------ Extracted data

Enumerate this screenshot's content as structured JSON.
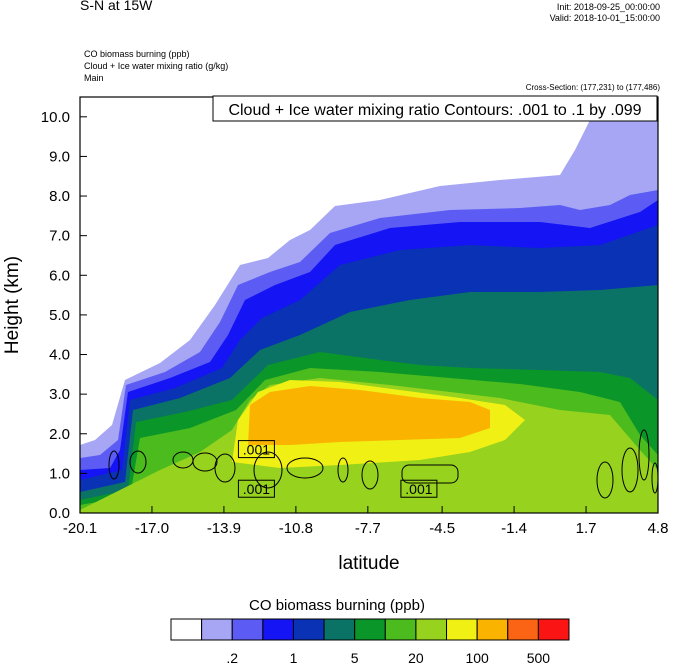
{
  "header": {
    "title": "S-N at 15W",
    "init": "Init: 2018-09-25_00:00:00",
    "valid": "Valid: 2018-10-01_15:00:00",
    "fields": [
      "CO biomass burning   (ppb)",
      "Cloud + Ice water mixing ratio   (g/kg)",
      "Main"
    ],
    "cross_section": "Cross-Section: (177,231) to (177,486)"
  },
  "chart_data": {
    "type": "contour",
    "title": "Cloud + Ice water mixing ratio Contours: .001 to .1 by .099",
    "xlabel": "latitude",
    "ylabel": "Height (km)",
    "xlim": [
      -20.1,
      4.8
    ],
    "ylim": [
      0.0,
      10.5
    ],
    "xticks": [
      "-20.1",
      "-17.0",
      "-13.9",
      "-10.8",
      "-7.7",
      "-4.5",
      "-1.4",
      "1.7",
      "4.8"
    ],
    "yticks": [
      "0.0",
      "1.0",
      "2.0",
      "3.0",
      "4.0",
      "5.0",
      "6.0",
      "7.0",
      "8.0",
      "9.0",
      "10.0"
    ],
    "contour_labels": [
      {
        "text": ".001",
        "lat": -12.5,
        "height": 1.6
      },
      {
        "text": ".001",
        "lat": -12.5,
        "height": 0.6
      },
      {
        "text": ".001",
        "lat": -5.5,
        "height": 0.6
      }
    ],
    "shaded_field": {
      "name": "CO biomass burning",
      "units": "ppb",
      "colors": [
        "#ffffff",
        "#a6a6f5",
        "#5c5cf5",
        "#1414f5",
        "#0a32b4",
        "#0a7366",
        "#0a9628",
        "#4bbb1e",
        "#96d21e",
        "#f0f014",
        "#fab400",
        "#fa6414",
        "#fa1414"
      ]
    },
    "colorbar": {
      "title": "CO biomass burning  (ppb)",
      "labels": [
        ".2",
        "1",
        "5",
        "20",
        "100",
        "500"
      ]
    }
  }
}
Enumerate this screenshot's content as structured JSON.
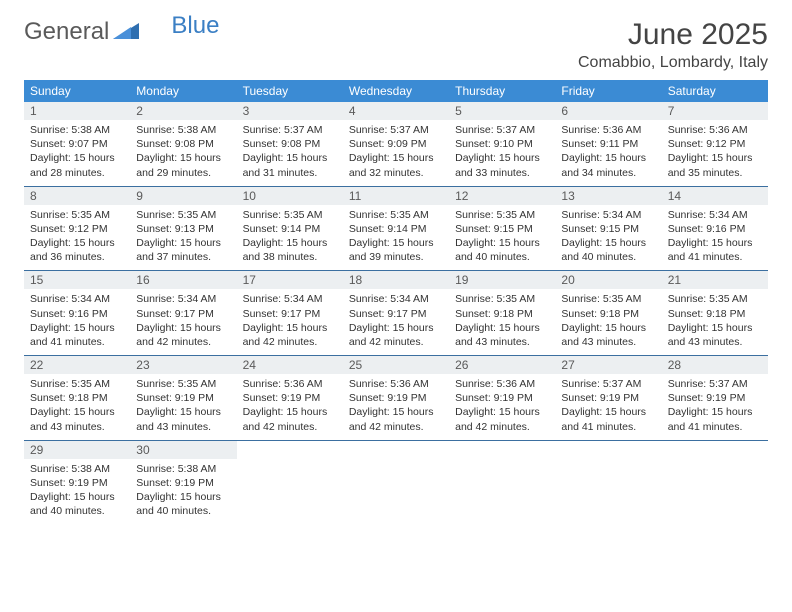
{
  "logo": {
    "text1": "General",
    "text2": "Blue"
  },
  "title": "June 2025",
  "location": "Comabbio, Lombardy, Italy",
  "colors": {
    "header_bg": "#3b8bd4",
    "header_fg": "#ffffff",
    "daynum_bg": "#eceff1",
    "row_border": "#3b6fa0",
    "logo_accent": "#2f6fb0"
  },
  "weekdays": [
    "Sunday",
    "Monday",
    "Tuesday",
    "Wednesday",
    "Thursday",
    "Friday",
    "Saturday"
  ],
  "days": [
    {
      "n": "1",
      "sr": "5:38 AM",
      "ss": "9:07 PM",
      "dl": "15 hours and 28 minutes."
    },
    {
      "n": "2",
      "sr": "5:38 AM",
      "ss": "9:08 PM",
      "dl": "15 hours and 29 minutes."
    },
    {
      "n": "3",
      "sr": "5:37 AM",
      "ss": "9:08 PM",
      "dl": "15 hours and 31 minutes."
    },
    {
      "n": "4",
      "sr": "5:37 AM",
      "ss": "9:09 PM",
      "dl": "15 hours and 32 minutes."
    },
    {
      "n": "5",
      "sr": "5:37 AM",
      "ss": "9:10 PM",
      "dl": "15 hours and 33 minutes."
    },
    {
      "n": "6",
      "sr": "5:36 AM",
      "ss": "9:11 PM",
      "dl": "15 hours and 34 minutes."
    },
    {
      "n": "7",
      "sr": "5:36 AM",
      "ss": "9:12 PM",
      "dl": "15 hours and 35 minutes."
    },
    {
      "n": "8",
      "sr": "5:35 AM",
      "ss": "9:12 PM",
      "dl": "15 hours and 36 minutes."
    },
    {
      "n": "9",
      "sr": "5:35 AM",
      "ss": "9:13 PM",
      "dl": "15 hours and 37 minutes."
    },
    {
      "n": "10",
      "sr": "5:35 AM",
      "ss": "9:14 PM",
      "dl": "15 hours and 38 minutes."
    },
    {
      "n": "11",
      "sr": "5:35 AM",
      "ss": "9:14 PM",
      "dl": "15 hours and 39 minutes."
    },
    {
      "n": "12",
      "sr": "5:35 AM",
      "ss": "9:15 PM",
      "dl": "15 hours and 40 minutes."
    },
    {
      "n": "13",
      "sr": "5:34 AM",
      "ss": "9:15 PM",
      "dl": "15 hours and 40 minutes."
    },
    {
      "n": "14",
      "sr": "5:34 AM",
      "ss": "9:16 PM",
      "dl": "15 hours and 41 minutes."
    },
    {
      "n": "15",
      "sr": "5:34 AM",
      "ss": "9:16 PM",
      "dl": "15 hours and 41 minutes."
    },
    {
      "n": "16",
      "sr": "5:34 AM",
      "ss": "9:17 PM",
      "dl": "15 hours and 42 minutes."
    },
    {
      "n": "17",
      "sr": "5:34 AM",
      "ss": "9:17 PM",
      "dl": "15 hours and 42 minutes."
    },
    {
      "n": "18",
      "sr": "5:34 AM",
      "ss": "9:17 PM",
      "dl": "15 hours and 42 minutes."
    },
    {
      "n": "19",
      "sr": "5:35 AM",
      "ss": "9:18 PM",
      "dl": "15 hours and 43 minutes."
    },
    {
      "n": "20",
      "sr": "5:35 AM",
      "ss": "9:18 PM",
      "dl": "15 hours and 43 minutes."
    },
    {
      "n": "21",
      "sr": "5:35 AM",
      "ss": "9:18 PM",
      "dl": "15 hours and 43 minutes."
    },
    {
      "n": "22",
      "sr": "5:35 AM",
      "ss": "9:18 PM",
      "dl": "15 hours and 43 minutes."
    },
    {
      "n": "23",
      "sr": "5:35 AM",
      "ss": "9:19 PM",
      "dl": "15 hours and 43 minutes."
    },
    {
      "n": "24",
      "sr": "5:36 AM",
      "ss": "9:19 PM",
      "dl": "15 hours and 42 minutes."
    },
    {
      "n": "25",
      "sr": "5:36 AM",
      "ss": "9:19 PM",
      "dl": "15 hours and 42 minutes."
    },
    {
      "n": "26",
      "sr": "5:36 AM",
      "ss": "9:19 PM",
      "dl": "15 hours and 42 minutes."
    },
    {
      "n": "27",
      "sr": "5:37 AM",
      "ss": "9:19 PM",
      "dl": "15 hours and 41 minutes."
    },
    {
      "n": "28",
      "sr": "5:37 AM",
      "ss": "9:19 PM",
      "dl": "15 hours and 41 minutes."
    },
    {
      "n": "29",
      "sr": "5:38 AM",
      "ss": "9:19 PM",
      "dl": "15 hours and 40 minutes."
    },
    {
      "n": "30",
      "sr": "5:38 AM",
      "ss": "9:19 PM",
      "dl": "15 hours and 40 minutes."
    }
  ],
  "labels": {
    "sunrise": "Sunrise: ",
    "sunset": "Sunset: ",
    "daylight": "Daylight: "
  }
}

------------
------ Extracted data

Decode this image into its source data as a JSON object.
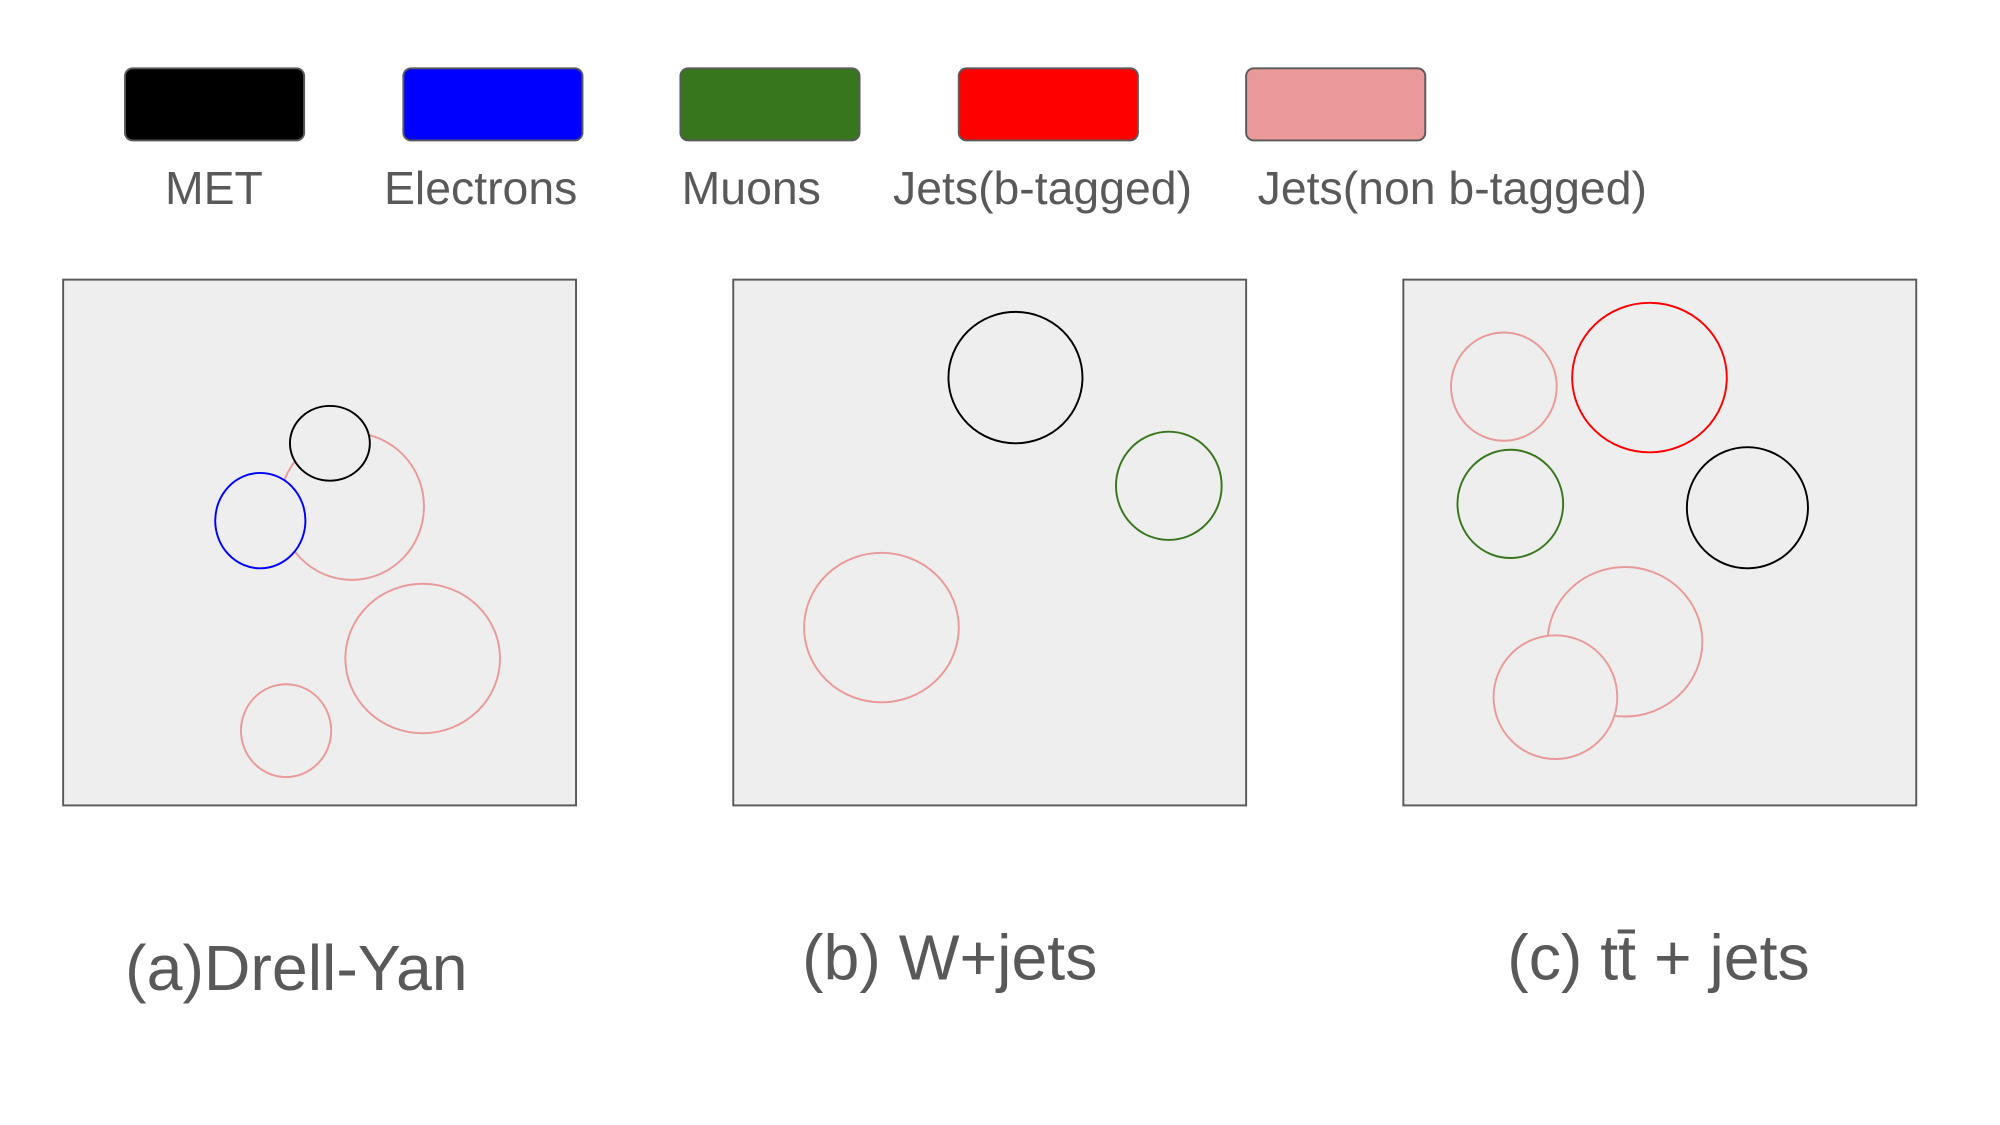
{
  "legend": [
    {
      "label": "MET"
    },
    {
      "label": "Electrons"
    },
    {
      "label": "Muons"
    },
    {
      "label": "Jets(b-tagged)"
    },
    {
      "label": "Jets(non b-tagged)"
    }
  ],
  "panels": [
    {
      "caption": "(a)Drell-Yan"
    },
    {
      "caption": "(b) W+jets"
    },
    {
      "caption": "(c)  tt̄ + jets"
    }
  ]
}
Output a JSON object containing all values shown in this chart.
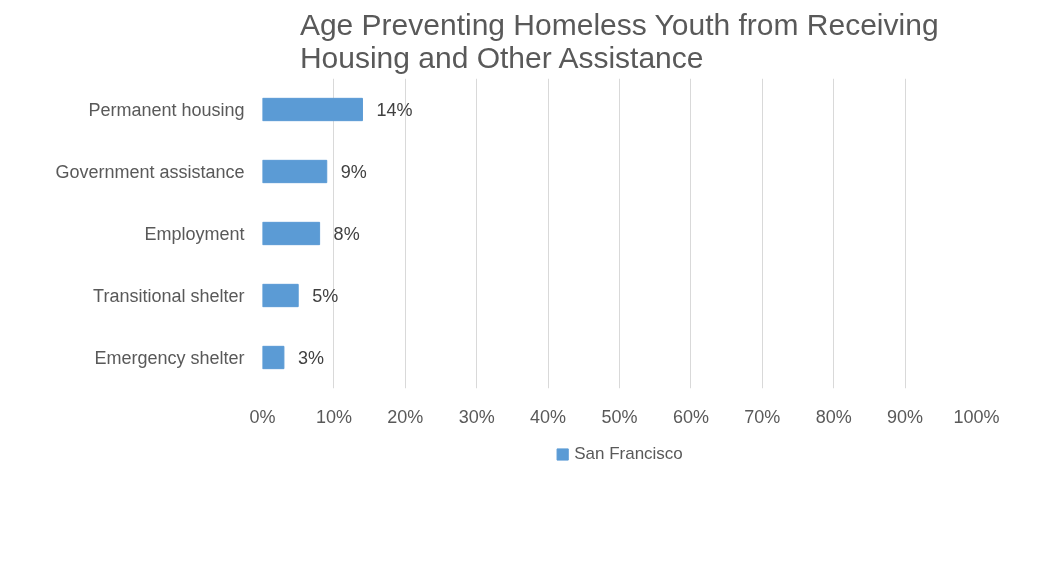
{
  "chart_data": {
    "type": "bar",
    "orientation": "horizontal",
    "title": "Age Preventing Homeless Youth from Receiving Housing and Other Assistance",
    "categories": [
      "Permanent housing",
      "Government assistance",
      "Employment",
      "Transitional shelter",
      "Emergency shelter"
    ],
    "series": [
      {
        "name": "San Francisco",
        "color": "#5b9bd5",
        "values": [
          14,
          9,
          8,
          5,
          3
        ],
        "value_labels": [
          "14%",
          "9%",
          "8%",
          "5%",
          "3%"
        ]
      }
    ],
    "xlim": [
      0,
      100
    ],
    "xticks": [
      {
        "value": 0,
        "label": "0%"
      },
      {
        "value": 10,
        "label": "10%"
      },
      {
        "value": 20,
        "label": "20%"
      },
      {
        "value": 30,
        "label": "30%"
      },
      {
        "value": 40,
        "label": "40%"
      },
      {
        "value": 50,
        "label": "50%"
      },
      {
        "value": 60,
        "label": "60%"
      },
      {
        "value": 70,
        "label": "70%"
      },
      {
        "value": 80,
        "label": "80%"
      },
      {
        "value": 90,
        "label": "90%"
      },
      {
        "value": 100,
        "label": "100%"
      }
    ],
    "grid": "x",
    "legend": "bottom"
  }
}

------------
------ Extracted data

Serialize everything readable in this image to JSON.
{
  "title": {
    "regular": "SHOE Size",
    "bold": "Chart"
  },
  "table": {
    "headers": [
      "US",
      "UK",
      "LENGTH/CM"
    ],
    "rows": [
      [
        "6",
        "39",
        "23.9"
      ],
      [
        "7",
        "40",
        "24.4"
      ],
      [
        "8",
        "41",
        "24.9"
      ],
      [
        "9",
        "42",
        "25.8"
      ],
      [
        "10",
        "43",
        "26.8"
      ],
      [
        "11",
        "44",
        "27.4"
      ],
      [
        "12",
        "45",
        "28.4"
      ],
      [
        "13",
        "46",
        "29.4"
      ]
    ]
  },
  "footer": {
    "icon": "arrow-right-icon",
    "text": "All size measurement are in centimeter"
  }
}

------------

Given instruction:
Look over the listing. Pull out every line with the string "JSON" in it.

Response to this task:
Enumerate this screenshot's content as structured JSON.
Enumerate this screenshot's content as structured JSON.
Decode this image into its source data as a JSON object.
Output a JSON object containing all values shown in this chart.
Serialize everything readable in this image to JSON.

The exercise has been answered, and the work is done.